# GOAL OF THE EXERCISE
Check each line of the material below, and copy it if it holds the string "يهدى".
>> Start STORED DATA
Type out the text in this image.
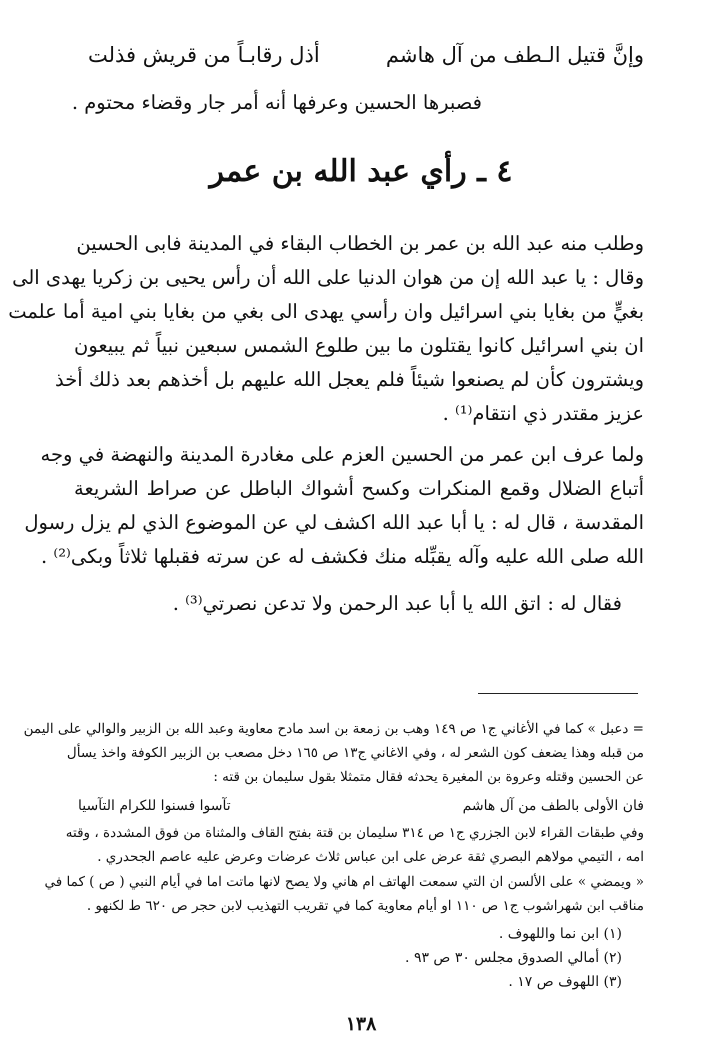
وإنَّ قتيل الـطف من آل هاشم
أذل رقابـاً من قريش فذلت
فصبرها الحسين وعرفها أنه أمر جار وقضاء محتوم .
٤ ـ رأي عبد الله بن عمر
وطلب منه عبد الله بن عمر بن الخطاب البقاء في المدينة فابى الحسين
وقال : يا عبد الله إن من هوان الدنيا على الله أن رأس يحيى بن زكريا يهدى الى
بغيٍّ من بغايا بني اسرائيل وان رأسي يهدى الى بغي من بغايا بني امية أما علمت
ان بني اسرائيل كانوا يقتلون ما بين طلوع الشمس سبعين نبياً ثم يبيعون
ويشترون كأن لم يصنعوا شيئاً فلم يعجل الله عليهم بل أخذهم بعد ذلك أخذ
عزيز مقتدر ذي انتقام⁽¹⁾ .
ولما عرف ابن عمر من الحسين العزم على مغادرة المدينة والنهضة في وجه
أتباع الضلال وقمع المنكرات وكسح أشواك الباطل عن صراط الشريعة
المقدسة ، قال له : يا أبا عبد الله اكشف لي عن الموضوع الذي لم يزل رسول
الله صلى الله عليه وآله يقبِّله منك فكشف له عن سرته فقبلها ثلاثاً وبكى⁽²⁾ .
فقال له : اتق الله يا أبا عبد الرحمن ولا تدعن نصرتي⁽³⁾ .
= دعبل » كما في الأغاني ج١ ص ١٤٩ وهب بن زمعة بن اسد مادح معاوية وعبد الله بن الزبير والوالي على اليمن
من قبله وهذا يضعف كون الشعر له ، وفي الاغاني ج١٣ ص ١٦٥ دخل مصعب بن الزبير الكوفة واخذ يسأل
عن الحسين وقتله وعروة بن المغيرة يحدثه فقال متمثلا بقول سليمان بن قته :
فان الأولى بالطف من آل هاشم
تآسوا فسنوا للكرام التآسيا
وفي طبقات القراء لابن الجزري ج١ ص ٣١٤ سليمان بن قتة بفتح القاف والمثناة من فوق المشددة ، وقته
امه ، التيمي مولاهم البصري ثقة عرض على ابن عباس ثلاث عرضات وعرض عليه عاصم الجحدري .
« ويمضي » على الألسن ان التي سمعت الهاتف ام هاني ولا يصح لانها ماتت اما في أيام النبي ( ص ) كما في
مناقب ابن شهراشوب ج١ ص ١١٠ او أيام معاوية كما في تقريب التهذيب لابن حجر ص ٦٢٠ ط لكنهو .
(١) ابن نما واللهوف .
(٢) أمالي الصدوق مجلس ٣٠ ص ٩٣ .
(٣) اللهوف ص ١٧ .
١٣٨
>> End STORED DATA
# COMPLETE OUTPUT
وقال : يا عبد الله إن من هوان الدنيا على الله أن رأس يحيى بن زكريا يهدى الى
بغيٍّ من بغايا بني اسرائيل وان رأسي يهدى الى بغي من بغايا بني امية أما علمت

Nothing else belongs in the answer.